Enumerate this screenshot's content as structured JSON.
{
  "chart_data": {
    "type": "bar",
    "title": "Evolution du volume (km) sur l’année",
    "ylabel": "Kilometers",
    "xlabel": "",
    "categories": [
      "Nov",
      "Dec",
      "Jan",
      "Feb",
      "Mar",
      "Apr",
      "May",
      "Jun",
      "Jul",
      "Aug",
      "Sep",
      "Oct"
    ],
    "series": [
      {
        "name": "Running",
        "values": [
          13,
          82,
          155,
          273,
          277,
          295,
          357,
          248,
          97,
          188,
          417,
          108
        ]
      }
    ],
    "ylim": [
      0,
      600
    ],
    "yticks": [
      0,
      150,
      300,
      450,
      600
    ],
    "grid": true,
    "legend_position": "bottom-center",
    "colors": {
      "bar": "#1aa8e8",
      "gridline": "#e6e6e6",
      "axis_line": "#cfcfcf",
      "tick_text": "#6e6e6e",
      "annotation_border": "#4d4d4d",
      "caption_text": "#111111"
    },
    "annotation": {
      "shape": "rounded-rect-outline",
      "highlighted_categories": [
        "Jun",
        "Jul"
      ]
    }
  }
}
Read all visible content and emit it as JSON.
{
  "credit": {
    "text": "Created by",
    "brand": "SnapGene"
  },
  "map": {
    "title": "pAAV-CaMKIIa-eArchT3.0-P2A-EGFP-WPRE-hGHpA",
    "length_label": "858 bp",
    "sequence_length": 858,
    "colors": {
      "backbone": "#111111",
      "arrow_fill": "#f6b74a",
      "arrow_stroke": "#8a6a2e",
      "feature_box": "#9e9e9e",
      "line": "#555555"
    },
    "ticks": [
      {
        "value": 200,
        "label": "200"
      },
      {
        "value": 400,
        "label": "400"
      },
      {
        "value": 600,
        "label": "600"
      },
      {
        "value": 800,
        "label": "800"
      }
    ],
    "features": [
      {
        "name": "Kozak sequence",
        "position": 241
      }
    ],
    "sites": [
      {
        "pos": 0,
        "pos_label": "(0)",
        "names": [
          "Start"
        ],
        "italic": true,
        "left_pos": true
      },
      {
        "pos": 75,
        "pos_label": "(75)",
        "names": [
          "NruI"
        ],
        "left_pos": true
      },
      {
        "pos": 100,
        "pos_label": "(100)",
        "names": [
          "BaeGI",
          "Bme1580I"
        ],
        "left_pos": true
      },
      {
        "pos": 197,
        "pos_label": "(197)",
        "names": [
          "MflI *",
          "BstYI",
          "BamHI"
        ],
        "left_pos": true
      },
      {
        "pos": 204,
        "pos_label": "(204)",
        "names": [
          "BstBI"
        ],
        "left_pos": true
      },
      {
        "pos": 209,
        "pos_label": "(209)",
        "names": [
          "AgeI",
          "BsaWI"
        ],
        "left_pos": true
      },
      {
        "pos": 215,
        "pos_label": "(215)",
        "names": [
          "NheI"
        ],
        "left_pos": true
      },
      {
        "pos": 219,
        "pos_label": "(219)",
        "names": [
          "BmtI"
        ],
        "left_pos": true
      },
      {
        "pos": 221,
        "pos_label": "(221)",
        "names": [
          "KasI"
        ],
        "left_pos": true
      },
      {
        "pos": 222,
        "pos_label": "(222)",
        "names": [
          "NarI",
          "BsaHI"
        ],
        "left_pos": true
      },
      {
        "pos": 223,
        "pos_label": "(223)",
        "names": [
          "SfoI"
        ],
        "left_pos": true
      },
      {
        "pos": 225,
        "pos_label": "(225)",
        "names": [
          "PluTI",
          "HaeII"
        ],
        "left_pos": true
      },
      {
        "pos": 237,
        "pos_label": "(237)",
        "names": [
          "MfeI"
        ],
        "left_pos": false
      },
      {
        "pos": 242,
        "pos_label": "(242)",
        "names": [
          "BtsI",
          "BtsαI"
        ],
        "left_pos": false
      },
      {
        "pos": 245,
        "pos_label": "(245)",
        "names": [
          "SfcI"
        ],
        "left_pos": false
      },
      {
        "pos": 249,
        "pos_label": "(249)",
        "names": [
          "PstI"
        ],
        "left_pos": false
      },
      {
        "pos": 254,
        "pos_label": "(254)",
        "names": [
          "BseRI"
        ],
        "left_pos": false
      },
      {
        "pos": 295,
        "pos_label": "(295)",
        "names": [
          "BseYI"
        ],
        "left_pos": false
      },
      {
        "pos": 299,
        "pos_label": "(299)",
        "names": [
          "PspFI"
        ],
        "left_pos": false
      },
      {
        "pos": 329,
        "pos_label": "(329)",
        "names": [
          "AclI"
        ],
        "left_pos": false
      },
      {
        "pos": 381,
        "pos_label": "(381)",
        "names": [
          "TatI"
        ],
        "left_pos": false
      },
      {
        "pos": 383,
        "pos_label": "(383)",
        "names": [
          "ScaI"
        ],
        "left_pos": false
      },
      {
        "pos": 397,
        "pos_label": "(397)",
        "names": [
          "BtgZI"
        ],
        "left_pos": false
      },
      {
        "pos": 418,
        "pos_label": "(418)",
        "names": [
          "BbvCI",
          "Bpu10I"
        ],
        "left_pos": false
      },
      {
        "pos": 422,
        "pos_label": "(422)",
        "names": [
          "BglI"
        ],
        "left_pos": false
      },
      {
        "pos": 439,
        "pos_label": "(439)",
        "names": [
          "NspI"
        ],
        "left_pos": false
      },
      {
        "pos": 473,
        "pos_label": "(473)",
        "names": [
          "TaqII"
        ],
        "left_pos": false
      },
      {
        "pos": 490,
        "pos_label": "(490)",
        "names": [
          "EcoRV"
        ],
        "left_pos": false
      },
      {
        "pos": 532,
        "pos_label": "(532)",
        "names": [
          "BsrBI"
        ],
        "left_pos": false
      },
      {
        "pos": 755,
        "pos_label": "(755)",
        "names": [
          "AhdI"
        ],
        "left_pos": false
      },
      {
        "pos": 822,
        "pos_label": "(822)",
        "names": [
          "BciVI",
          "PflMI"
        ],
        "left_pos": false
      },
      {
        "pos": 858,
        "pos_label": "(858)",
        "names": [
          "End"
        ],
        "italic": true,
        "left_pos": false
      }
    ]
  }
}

#### THE REQUEST:
Each record above should be restated word for word.

#### ANSWER TO THIS EXERCISE:
Enumerate this screenshot's content as structured JSON.
{
  "chart_data": {
    "type": "bar",
    "title": "Evolution du volume (km) sur l’année",
    "ylabel": "Kilometers",
    "xlabel": "",
    "categories": [
      "Nov",
      "Dec",
      "Jan",
      "Feb",
      "Mar",
      "Apr",
      "May",
      "Jun",
      "Jul",
      "Aug",
      "Sep",
      "Oct"
    ],
    "series": [
      {
        "name": "Running",
        "values": [
          13,
          82,
          155,
          273,
          277,
          295,
          357,
          248,
          97,
          188,
          417,
          108
        ]
      }
    ],
    "ylim": [
      0,
      600
    ],
    "yticks": [
      0,
      150,
      300,
      450,
      600
    ],
    "grid": true,
    "legend_position": "bottom-center",
    "colors": {
      "bar": "#1aa8e8",
      "gridline": "#e6e6e6",
      "axis_line": "#cfcfcf",
      "tick_text": "#6e6e6e",
      "annotation_border": "#4d4d4d",
      "caption_text": "#111111"
    },
    "annotation": {
      "shape": "rounded-rect-outline",
      "highlighted_categories": [
        "Jun",
        "Jul"
      ]
    }
  }
}
Read all visible content and emit it as JSON.
{
  "credit": {
    "text": "Created by",
    "brand": "SnapGene"
  },
  "map": {
    "title": "pAAV-CaMKIIa-eArchT3.0-P2A-EGFP-WPRE-hGHpA",
    "length_label": "858 bp",
    "sequence_length": 858,
    "colors": {
      "backbone": "#111111",
      "arrow_fill": "#f6b74a",
      "arrow_stroke": "#8a6a2e",
      "feature_box": "#9e9e9e",
      "line": "#555555"
    },
    "ticks": [
      {
        "value": 200,
        "label": "200"
      },
      {
        "value": 400,
        "label": "400"
      },
      {
        "value": 600,
        "label": "600"
      },
      {
        "value": 800,
        "label": "800"
      }
    ],
    "features": [
      {
        "name": "Kozak sequence",
        "position": 241
      }
    ],
    "sites": [
      {
        "pos": 0,
        "pos_label": "(0)",
        "names": [
          "Start"
        ],
        "italic": true,
        "left_pos": true
      },
      {
        "pos": 75,
        "pos_label": "(75)",
        "names": [
          "NruI"
        ],
        "left_pos": true
      },
      {
        "pos": 100,
        "pos_label": "(100)",
        "names": [
          "BaeGI",
          "Bme1580I"
        ],
        "left_pos": true
      },
      {
        "pos": 197,
        "pos_label": "(197)",
        "names": [
          "MflI *",
          "BstYI",
          "BamHI"
        ],
        "left_pos": true
      },
      {
        "pos": 204,
        "pos_label": "(204)",
        "names": [
          "BstBI"
        ],
        "left_pos": true
      },
      {
        "pos": 209,
        "pos_label": "(209)",
        "names": [
          "AgeI",
          "BsaWI"
        ],
        "left_pos": true
      },
      {
        "pos": 215,
        "pos_label": "(215)",
        "names": [
          "NheI"
        ],
        "left_pos": true
      },
      {
        "pos": 219,
        "pos_label": "(219)",
        "names": [
          "BmtI"
        ],
        "left_pos": true
      },
      {
        "pos": 221,
        "pos_label": "(221)",
        "names": [
          "KasI"
        ],
        "left_pos": true
      },
      {
        "pos": 222,
        "pos_label": "(222)",
        "names": [
          "NarI",
          "BsaHI"
        ],
        "left_pos": true
      },
      {
        "pos": 223,
        "pos_label": "(223)",
        "names": [
          "SfoI"
        ],
        "left_pos": true
      },
      {
        "pos": 225,
        "pos_label": "(225)",
        "names": [
          "PluTI",
          "HaeII"
        ],
        "left_pos": true
      },
      {
        "pos": 237,
        "pos_label": "(237)",
        "names": [
          "MfeI"
        ],
        "left_pos": false
      },
      {
        "pos": 242,
        "pos_label": "(242)",
        "names": [
          "BtsI",
          "BtsαI"
        ],
        "left_pos": false
      },
      {
        "pos": 245,
        "pos_label": "(245)",
        "names": [
          "SfcI"
        ],
        "left_pos": false
      },
      {
        "pos": 249,
        "pos_label": "(249)",
        "names": [
          "PstI"
        ],
        "left_pos": false
      },
      {
        "pos": 254,
        "pos_label": "(254)",
        "names": [
          "BseRI"
        ],
        "left_pos": false
      },
      {
        "pos": 295,
        "pos_label": "(295)",
        "names": [
          "BseYI"
        ],
        "left_pos": false
      },
      {
        "pos": 299,
        "pos_label": "(299)",
        "names": [
          "PspFI"
        ],
        "left_pos": false
      },
      {
        "pos": 329,
        "pos_label": "(329)",
        "names": [
          "AclI"
        ],
        "left_pos": false
      },
      {
        "pos": 381,
        "pos_label": "(381)",
        "names": [
          "TatI"
        ],
        "left_pos": false
      },
      {
        "pos": 383,
        "pos_label": "(383)",
        "names": [
          "ScaI"
        ],
        "left_pos": false
      },
      {
        "pos": 397,
        "pos_label": "(397)",
        "names": [
          "BtgZI"
        ],
        "left_pos": false
      },
      {
        "pos": 418,
        "pos_label": "(418)",
        "names": [
          "BbvCI",
          "Bpu10I"
        ],
        "left_pos": false
      },
      {
        "pos": 422,
        "pos_label": "(422)",
        "names": [
          "BglI"
        ],
        "left_pos": false
      },
      {
        "pos": 439,
        "pos_label": "(439)",
        "names": [
          "NspI"
        ],
        "left_pos": false
      },
      {
        "pos": 473,
        "pos_label": "(473)",
        "names": [
          "TaqII"
        ],
        "left_pos": false
      },
      {
        "pos": 490,
        "pos_label": "(490)",
        "names": [
          "EcoRV"
        ],
        "left_pos": false
      },
      {
        "pos": 532,
        "pos_label": "(532)",
        "names": [
          "BsrBI"
        ],
        "left_pos": false
      },
      {
        "pos": 755,
        "pos_label": "(755)",
        "names": [
          "AhdI"
        ],
        "left_pos": false
      },
      {
        "pos": 822,
        "pos_label": "(822)",
        "names": [
          "BciVI",
          "PflMI"
        ],
        "left_pos": false
      },
      {
        "pos": 858,
        "pos_label": "(858)",
        "names": [
          "End"
        ],
        "italic": true,
        "left_pos": false
      }
    ]
  }
}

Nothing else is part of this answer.